## SOURCE MATERIAL

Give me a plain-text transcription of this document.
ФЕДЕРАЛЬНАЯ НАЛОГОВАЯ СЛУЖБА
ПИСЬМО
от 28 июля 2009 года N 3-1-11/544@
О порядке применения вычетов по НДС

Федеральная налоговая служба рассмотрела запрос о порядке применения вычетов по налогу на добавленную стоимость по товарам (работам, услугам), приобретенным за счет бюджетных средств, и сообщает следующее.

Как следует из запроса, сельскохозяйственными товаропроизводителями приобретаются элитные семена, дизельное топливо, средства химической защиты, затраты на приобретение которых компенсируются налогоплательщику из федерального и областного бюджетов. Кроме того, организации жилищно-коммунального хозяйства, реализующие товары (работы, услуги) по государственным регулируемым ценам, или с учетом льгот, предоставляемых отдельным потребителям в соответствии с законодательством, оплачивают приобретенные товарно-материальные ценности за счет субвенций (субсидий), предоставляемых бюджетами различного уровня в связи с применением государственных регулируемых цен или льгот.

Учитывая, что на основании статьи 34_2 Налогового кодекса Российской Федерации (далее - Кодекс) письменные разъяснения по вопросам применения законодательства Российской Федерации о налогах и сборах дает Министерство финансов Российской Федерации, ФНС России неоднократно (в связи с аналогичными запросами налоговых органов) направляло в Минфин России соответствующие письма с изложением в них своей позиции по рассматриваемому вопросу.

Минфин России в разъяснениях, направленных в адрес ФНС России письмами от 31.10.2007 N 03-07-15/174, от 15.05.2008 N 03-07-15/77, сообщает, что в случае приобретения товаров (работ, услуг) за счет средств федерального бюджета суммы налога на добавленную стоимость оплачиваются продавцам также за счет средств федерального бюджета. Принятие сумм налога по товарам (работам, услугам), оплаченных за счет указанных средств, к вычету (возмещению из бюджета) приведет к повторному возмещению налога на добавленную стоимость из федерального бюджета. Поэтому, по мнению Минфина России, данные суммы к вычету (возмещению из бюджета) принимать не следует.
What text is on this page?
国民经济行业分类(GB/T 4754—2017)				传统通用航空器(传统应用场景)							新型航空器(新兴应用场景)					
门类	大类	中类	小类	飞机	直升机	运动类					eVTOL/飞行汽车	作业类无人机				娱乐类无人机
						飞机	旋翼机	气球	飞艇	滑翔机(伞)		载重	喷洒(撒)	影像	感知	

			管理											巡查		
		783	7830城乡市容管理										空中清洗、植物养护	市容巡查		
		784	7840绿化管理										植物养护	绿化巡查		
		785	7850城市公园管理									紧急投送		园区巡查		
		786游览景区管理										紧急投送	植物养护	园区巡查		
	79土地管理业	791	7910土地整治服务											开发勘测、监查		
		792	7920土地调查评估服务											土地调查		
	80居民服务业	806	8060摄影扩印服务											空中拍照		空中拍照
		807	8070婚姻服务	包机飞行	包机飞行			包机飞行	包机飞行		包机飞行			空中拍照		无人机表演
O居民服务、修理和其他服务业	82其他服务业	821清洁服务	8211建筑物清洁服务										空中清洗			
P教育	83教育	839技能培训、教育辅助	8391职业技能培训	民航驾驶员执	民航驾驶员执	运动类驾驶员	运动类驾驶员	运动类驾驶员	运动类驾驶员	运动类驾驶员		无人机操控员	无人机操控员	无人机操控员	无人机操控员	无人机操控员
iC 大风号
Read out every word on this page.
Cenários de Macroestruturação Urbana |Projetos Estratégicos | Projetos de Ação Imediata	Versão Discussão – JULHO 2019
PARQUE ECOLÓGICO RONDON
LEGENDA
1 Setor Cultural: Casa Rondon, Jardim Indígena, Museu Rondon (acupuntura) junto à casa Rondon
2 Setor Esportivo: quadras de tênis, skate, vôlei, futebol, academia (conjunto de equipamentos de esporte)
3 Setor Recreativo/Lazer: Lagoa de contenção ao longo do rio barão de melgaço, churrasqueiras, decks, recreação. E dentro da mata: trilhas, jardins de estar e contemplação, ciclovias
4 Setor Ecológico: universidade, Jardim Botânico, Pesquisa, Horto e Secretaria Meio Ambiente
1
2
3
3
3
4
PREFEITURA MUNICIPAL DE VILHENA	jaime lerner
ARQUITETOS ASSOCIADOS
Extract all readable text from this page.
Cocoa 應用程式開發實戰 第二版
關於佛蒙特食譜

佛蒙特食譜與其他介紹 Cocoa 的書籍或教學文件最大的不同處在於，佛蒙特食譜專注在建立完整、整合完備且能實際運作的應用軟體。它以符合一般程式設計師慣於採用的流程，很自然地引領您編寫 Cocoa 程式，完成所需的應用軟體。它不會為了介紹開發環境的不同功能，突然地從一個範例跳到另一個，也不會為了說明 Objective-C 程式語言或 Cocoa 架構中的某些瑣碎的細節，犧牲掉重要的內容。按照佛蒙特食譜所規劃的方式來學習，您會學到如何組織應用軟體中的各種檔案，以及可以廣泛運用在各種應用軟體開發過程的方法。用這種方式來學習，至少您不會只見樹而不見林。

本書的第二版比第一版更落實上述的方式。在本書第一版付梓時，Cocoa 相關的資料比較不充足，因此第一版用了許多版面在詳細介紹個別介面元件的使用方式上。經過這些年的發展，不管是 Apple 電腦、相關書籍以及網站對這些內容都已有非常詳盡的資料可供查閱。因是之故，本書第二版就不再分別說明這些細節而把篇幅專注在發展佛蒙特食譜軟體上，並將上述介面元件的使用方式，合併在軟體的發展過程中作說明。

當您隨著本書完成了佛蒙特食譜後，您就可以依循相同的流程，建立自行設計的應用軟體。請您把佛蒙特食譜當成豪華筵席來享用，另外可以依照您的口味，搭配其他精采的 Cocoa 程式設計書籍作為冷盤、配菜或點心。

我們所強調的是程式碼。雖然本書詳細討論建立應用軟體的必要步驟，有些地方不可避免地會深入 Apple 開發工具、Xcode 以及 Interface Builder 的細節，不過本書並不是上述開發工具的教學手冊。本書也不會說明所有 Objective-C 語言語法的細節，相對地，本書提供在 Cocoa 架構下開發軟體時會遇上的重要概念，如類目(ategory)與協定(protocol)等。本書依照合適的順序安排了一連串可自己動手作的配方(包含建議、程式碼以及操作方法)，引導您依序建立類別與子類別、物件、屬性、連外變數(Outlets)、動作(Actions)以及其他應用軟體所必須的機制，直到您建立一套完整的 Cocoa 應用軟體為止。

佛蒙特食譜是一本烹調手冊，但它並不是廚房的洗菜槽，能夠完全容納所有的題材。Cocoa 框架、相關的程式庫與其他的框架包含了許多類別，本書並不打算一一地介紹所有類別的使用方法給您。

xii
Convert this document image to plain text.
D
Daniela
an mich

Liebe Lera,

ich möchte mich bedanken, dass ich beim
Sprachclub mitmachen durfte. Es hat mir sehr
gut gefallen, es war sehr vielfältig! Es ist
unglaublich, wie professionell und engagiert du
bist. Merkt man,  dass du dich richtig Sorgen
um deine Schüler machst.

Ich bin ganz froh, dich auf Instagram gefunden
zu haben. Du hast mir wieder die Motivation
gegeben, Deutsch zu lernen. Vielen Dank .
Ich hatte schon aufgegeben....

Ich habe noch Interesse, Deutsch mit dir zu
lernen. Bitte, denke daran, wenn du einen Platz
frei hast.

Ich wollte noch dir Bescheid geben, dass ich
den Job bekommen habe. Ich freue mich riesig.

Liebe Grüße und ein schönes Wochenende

## EXERCISE INSTRUCTIONS
The records above should be returned exactly.

## FINAL RESULT
Give me a plain-text transcription of this document.
ФЕДЕРАЛЬНАЯ НАЛОГОВАЯ СЛУЖБА
ПИСЬМО
от 28 июля 2009 года N 3-1-11/544@
О порядке применения вычетов по НДС

Федеральная налоговая служба рассмотрела запрос о порядке применения вычетов по налогу на добавленную стоимость по товарам (работам, услугам), приобретенным за счет бюджетных средств, и сообщает следующее.

Как следует из запроса, сельскохозяйственными товаропроизводителями приобретаются элитные семена, дизельное топливо, средства химической защиты, затраты на приобретение которых компенсируются налогоплательщику из федерального и областного бюджетов. Кроме того, организации жилищно-коммунального хозяйства, реализующие товары (работы, услуги) по государственным регулируемым ценам, или с учетом льгот, предоставляемых отдельным потребителям в соответствии с законодательством, оплачивают приобретенные товарно-материальные ценности за счет субвенций (субсидий), предоставляемых бюджетами различного уровня в связи с применением государственных регулируемых цен или льгот.

Учитывая, что на основании статьи 34_2 Налогового кодекса Российской Федерации (далее - Кодекс) письменные разъяснения по вопросам применения законодательства Российской Федерации о налогах и сборах дает Министерство финансов Российской Федерации, ФНС России неоднократно (в связи с аналогичными запросами налоговых органов) направляло в Минфин России соответствующие письма с изложением в них своей позиции по рассматриваемому вопросу.

Минфин России в разъяснениях, направленных в адрес ФНС России письмами от 31.10.2007 N 03-07-15/174, от 15.05.2008 N 03-07-15/77, сообщает, что в случае приобретения товаров (работ, услуг) за счет средств федерального бюджета суммы налога на добавленную стоимость оплачиваются продавцам также за счет средств федерального бюджета. Принятие сумм налога по товарам (работам, услугам), оплаченных за счет указанных средств, к вычету (возмещению из бюджета) приведет к повторному возмещению налога на добавленную стоимость из федерального бюджета. Поэтому, по мнению Минфина России, данные суммы к вычету (возмещению из бюджета) принимать не следует.
What text is on this page?
国民经济行业分类(GB/T 4754—2017)				传统通用航空器(传统应用场景)							新型航空器(新兴应用场景)					
门类	大类	中类	小类	飞机	直升机	运动类					eVTOL/飞行汽车	作业类无人机				娱乐类无人机
						飞机	旋翼机	气球	飞艇	滑翔机(伞)		载重	喷洒(撒)	影像	感知	

			管理											巡查		
		783	7830城乡市容管理										空中清洗、植物养护	市容巡查		
		784	7840绿化管理										植物养护	绿化巡查		
		785	7850城市公园管理									紧急投送		园区巡查		
		786游览景区管理										紧急投送	植物养护	园区巡查		
	79土地管理业	791	7910土地整治服务											开发勘测、监查		
		792	7920土地调查评估服务											土地调查		
	80居民服务业	806	8060摄影扩印服务											空中拍照		空中拍照
		807	8070婚姻服务	包机飞行	包机飞行			包机飞行	包机飞行		包机飞行			空中拍照		无人机表演
O居民服务、修理和其他服务业	82其他服务业	821清洁服务	8211建筑物清洁服务										空中清洗			
P教育	83教育	839技能培训、教育辅助	8391职业技能培训	民航驾驶员执	民航驾驶员执	运动类驾驶员	运动类驾驶员	运动类驾驶员	运动类驾驶员	运动类驾驶员		无人机操控员	无人机操控员	无人机操控员	无人机操控员	无人机操控员
iC 大风号
Read out every word on this page.
Cenários de Macroestruturação Urbana |Projetos Estratégicos | Projetos de Ação Imediata	Versão Discussão – JULHO 2019
PARQUE ECOLÓGICO RONDON
LEGENDA
1 Setor Cultural: Casa Rondon, Jardim Indígena, Museu Rondon (acupuntura) junto à casa Rondon
2 Setor Esportivo: quadras de tênis, skate, vôlei, futebol, academia (conjunto de equipamentos de esporte)
3 Setor Recreativo/Lazer: Lagoa de contenção ao longo do rio barão de melgaço, churrasqueiras, decks, recreação. E dentro da mata: trilhas, jardins de estar e contemplação, ciclovias
4 Setor Ecológico: universidade, Jardim Botânico, Pesquisa, Horto e Secretaria Meio Ambiente
1
2
3
3
3
4
PREFEITURA MUNICIPAL DE VILHENA	jaime lerner
ARQUITETOS ASSOCIADOS
Extract all readable text from this page.
Cocoa 應用程式開發實戰 第二版
關於佛蒙特食譜

佛蒙特食譜與其他介紹 Cocoa 的書籍或教學文件最大的不同處在於，佛蒙特食譜專注在建立完整、整合完備且能實際運作的應用軟體。它以符合一般程式設計師慣於採用的流程，很自然地引領您編寫 Cocoa 程式，完成所需的應用軟體。它不會為了介紹開發環境的不同功能，突然地從一個範例跳到另一個，也不會為了說明 Objective-C 程式語言或 Cocoa 架構中的某些瑣碎的細節，犧牲掉重要的內容。按照佛蒙特食譜所規劃的方式來學習，您會學到如何組織應用軟體中的各種檔案，以及可以廣泛運用在各種應用軟體開發過程的方法。用這種方式來學習，至少您不會只見樹而不見林。

本書的第二版比第一版更落實上述的方式。在本書第一版付梓時，Cocoa 相關的資料比較不充足，因此第一版用了許多版面在詳細介紹個別介面元件的使用方式上。經過這些年的發展，不管是 Apple 電腦、相關書籍以及網站對這些內容都已有非常詳盡的資料可供查閱。因是之故，本書第二版就不再分別說明這些細節而把篇幅專注在發展佛蒙特食譜軟體上，並將上述介面元件的使用方式，合併在軟體的發展過程中作說明。

當您隨著本書完成了佛蒙特食譜後，您就可以依循相同的流程，建立自行設計的應用軟體。請您把佛蒙特食譜當成豪華筵席來享用，另外可以依照您的口味，搭配其他精采的 Cocoa 程式設計書籍作為冷盤、配菜或點心。

我們所強調的是程式碼。雖然本書詳細討論建立應用軟體的必要步驟，有些地方不可避免地會深入 Apple 開發工具、Xcode 以及 Interface Builder 的細節，不過本書並不是上述開發工具的教學手冊。本書也不會說明所有 Objective-C 語言語法的細節，相對地，本書提供在 Cocoa 架構下開發軟體時會遇上的重要概念，如類目(ategory)與協定(protocol)等。本書依照合適的順序安排了一連串可自己動手作的配方(包含建議、程式碼以及操作方法)，引導您依序建立類別與子類別、物件、屬性、連外變數(Outlets)、動作(Actions)以及其他應用軟體所必須的機制，直到您建立一套完整的 Cocoa 應用軟體為止。

佛蒙特食譜是一本烹調手冊，但它並不是廚房的洗菜槽，能夠完全容納所有的題材。Cocoa 框架、相關的程式庫與其他的框架包含了許多類別，本書並不打算一一地介紹所有類別的使用方法給您。

xii
Convert this document image to plain text.
D
Daniela
an mich

Liebe Lera,

ich möchte mich bedanken, dass ich beim
Sprachclub mitmachen durfte. Es hat mir sehr
gut gefallen, es war sehr vielfältig! Es ist
unglaublich, wie professionell und engagiert du
bist. Merkt man,  dass du dich richtig Sorgen
um deine Schüler machst.

Ich bin ganz froh, dich auf Instagram gefunden
zu haben. Du hast mir wieder die Motivation
gegeben, Deutsch zu lernen. Vielen Dank .
Ich hatte schon aufgegeben....

Ich habe noch Interesse, Deutsch mit dir zu
lernen. Bitte, denke daran, wenn du einen Platz
frei hast.

Ich wollte noch dir Bescheid geben, dass ich
den Job bekommen habe. Ich freue mich riesig.

Liebe Grüße und ein schönes Wochenende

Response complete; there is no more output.